▸ What you should do: Give the count of lines holding the string "text" and nothing else.

▸ Given entries:
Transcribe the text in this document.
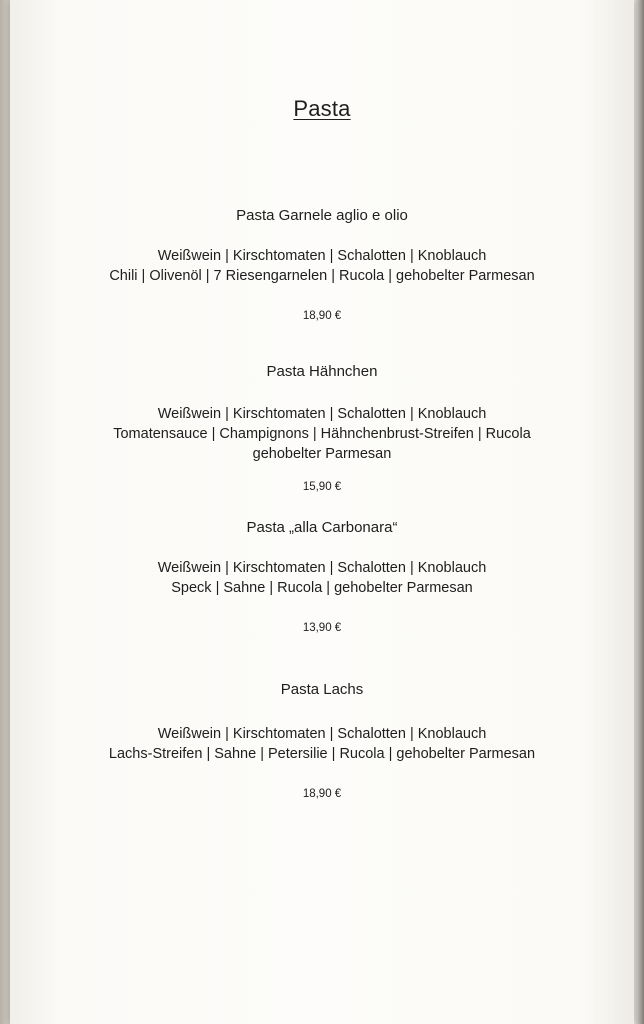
Pasta
Pasta Garnele aglio e olio
Weißwein | Kirschtomaten | Schalotten | Knoblauch
Chili | Olivenöl | 7 Riesengarnelen | Rucola | gehobelter Parmesan
18,90 €
Pasta Hähnchen
Weißwein | Kirschtomaten | Schalotten | Knoblauch
Tomatensauce | Champignons | Hähnchenbrust-Streifen | Rucola
gehobelter Parmesan
15,90 €
Pasta „alla Carbonara“
Weißwein | Kirschtomaten | Schalotten | Knoblauch
Speck | Sahne | Rucola | gehobelter Parmesan
13,90 €
Pasta Lachs
Weißwein | Kirschtomaten | Schalotten | Knoblauch
Lachs-Streifen | Sahne | Petersilie | Rucola | gehobelter Parmesan
18,90 €
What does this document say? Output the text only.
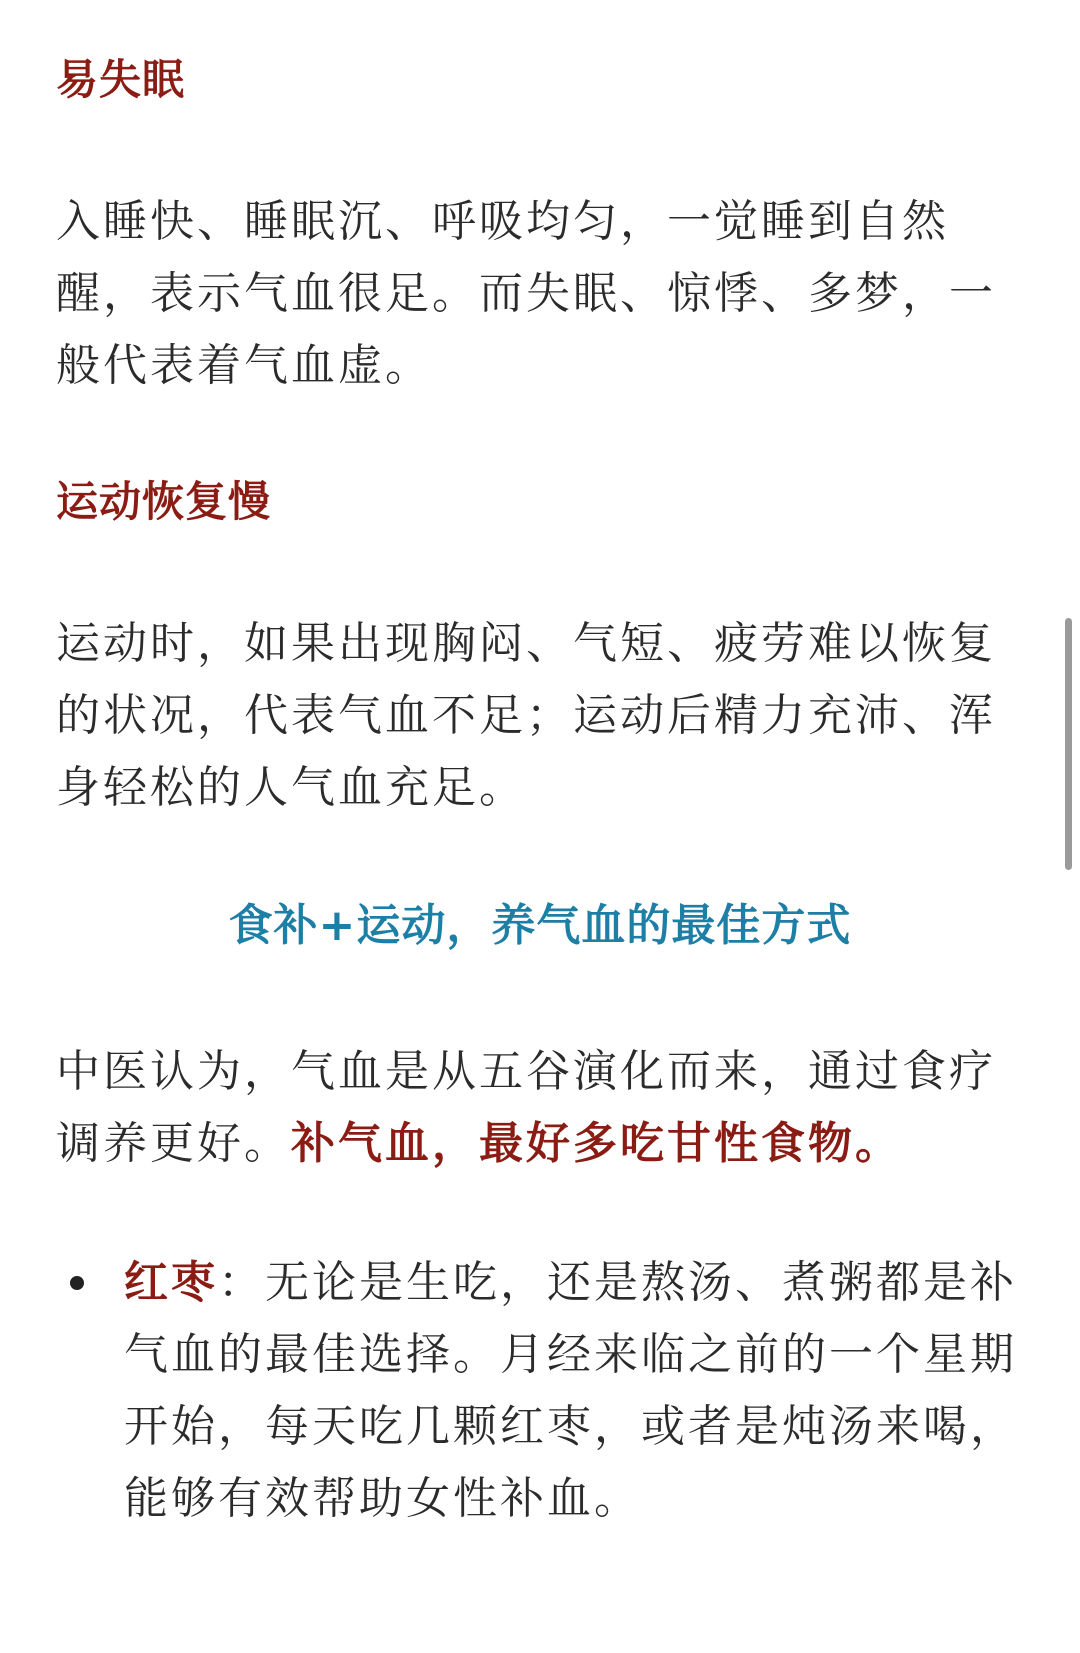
易失眠

入睡快、睡眠沉、呼吸均匀，一觉睡到自然醒，表示气血很足。而失眠、惊悸、多梦，一般代表着气血虚。

运动恢复慢

运动时，如果出现胸闷、气短、疲劳难以恢复的状况，代表气血不足；运动后精力充沛、浑身轻松的人气血充足。

食补+运动，养气血的最佳方式

中医认为，气血是从五谷演化而来，通过食疗调养更好。补气血，最好多吃甘性食物。

红枣：无论是生吃，还是熬汤、煮粥都是补气血的最佳选择。月经来临之前的一个星期开始，每天吃几颗红枣，或者是炖汤来喝，能够有效帮助女性补血。
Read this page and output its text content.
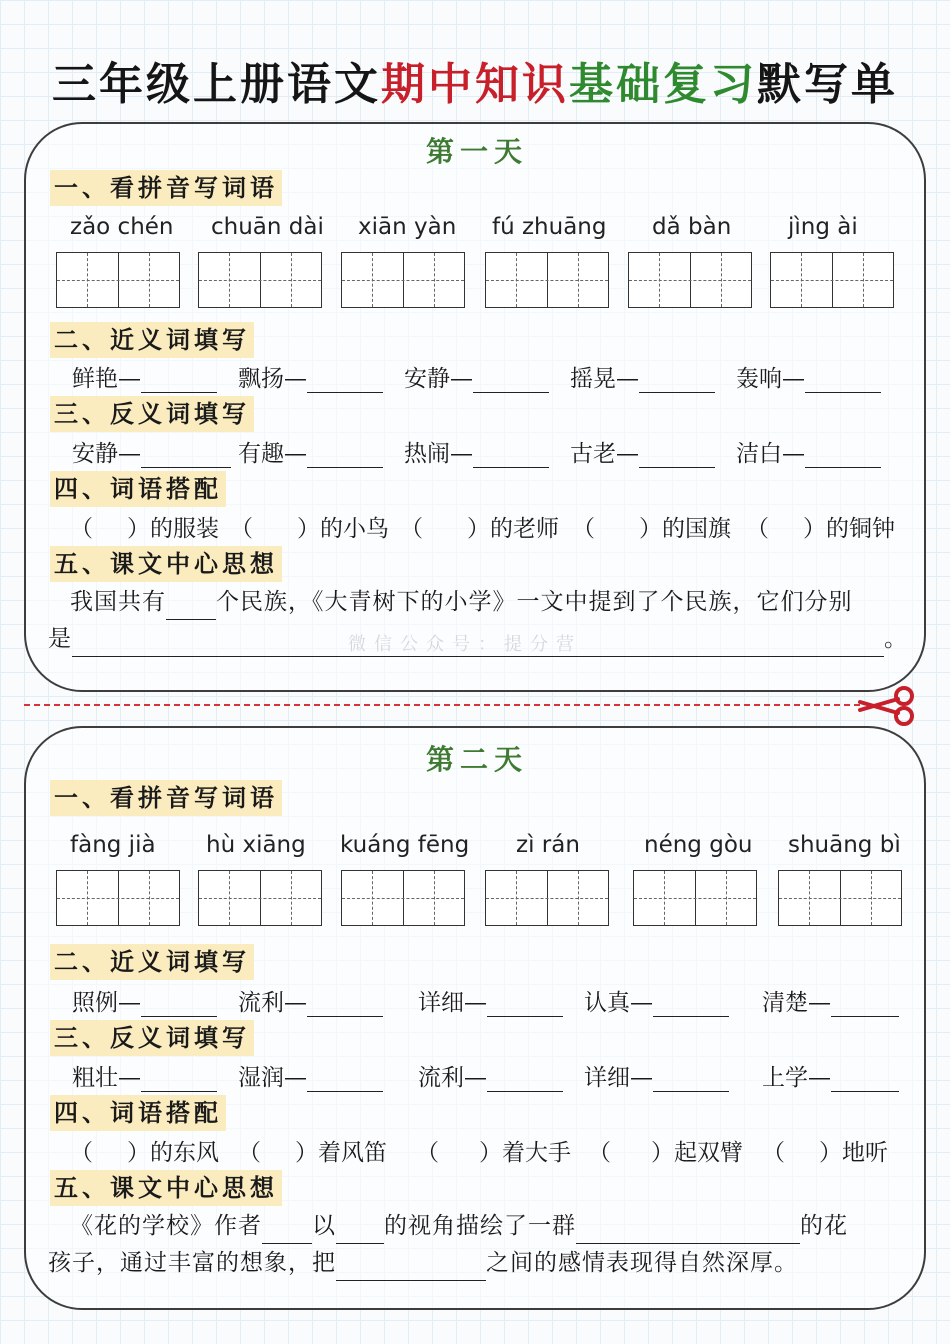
三年级上册语文期中知识基础复习默写单
第一天
一、看拼音写词语
zǎo chén chuān dài xiān yàn fú zhuāng dǎ bàn jìng ài
二、近义词填写
鲜艳—	飘扬—	安静—	摇晃—	轰响—
三、反义词填写
安静—	有趣—	热闹—	古老—	洁白—
四、词语搭配
（ ）的服装 （ ）的小鸟 （ ）的老师 （ ）的国旗 （ ）的铜钟
五、课文中心思想
我国共有 个民族，《大青树下的小学》一文中提到了个民族，它们分别
是	。
微信公众号：提分营
第二天
一、看拼音写词语
fàng jià hù xiāng kuáng fēng zì rán	néng gòu shuāng bì
二、近义词填写
照例—	流利—	详细—	认真—	清楚—
三、反义词填写
粗壮—	湿润—	流利—	详细—	上学—
四、词语搭配
（ ）的东风 （ ）着风笛 （ ）着大手 （ ）起双臂 （ ）地听
五、课文中心思想
《花的学校》作者 以 的视角描绘了一群	的花
孩子，通过丰富的想象，把	之间的感情表现得自然深厚。
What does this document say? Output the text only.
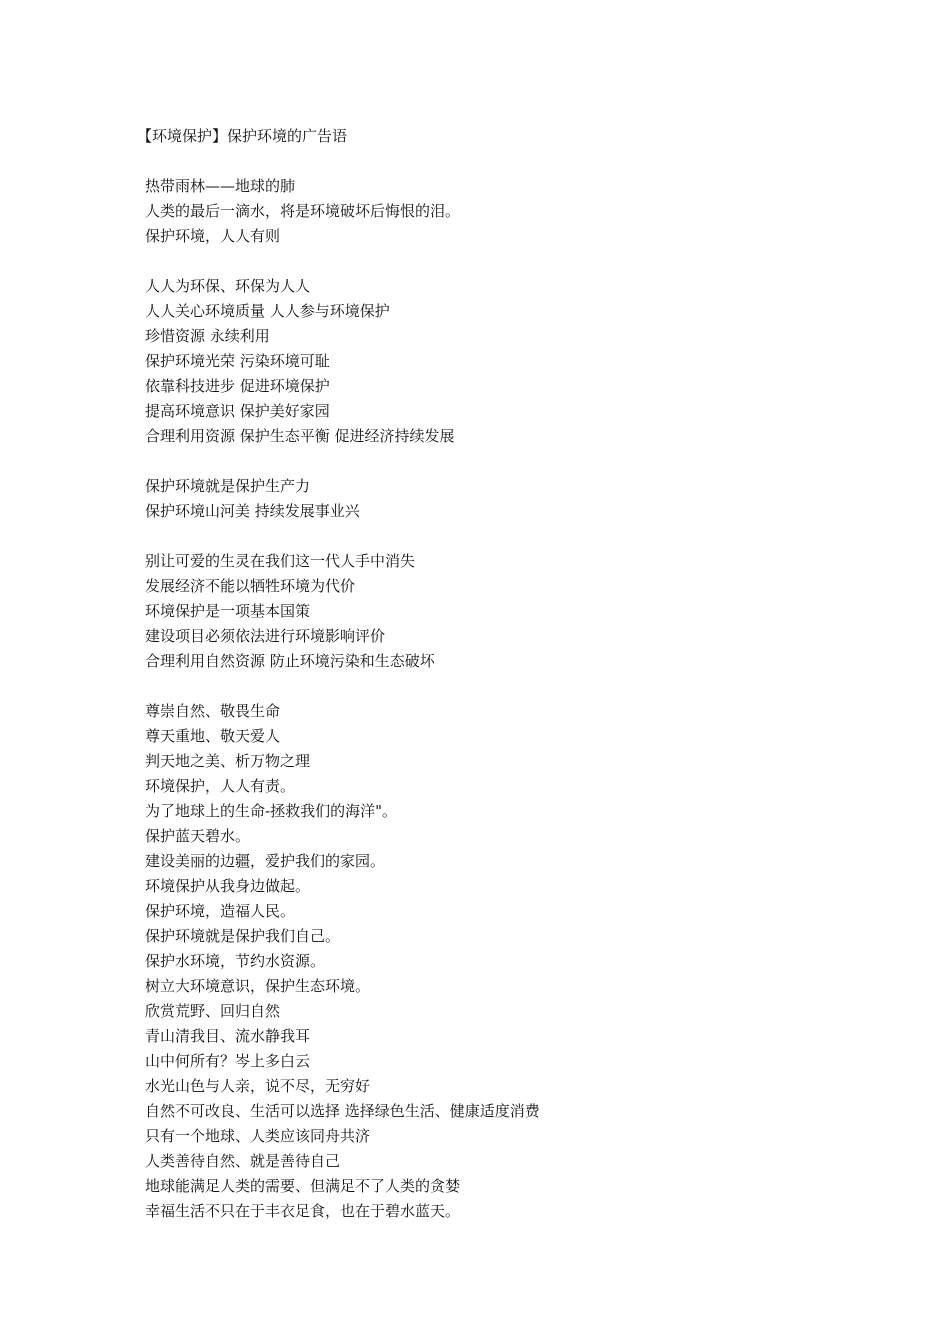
【环境保护】保护环境的广告语

热带雨林——地球的肺

人类的最后一滴水，将是环境破坏后悔恨的泪。

保护环境，人人有则

人人为环保、环保为人人

人人关心环境质量 人人参与环境保护

珍惜资源 永续利用

保护环境光荣 污染环境可耻

依靠科技进步 促进环境保护

提高环境意识 保护美好家园

合理利用资源 保护生态平衡 促进经济持续发展

保护环境就是保护生产力

保护环境山河美 持续发展事业兴

别让可爱的生灵在我们这一代人手中消失

发展经济不能以牺牲环境为代价

环境保护是一项基本国策

建设项目必须依法进行环境影响评价

合理利用自然资源 防止环境污染和生态破坏

尊崇自然、敬畏生命

尊天重地、敬天爱人

判天地之美、析万物之理

环境保护，人人有责。

为了地球上的生命-拯救我们的海洋"。

保护蓝天碧水。

建设美丽的边疆，爱护我们的家园。

环境保护从我身边做起。

保护环境，造福人民。

保护环境就是保护我们自己。

保护水环境，节约水资源。

树立大环境意识，保护生态环境。

欣赏荒野、回归自然

青山清我目、流水静我耳

山中何所有？岑上多白云

水光山色与人亲，说不尽，无穷好

自然不可改良、生活可以选择 选择绿色生活、健康适度消费

只有一个地球、人类应该同舟共济

人类善待自然、就是善待自己

地球能满足人类的需要、但满足不了人类的贪婪

幸福生活不只在于丰衣足食，也在于碧水蓝天。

▸ The response: 4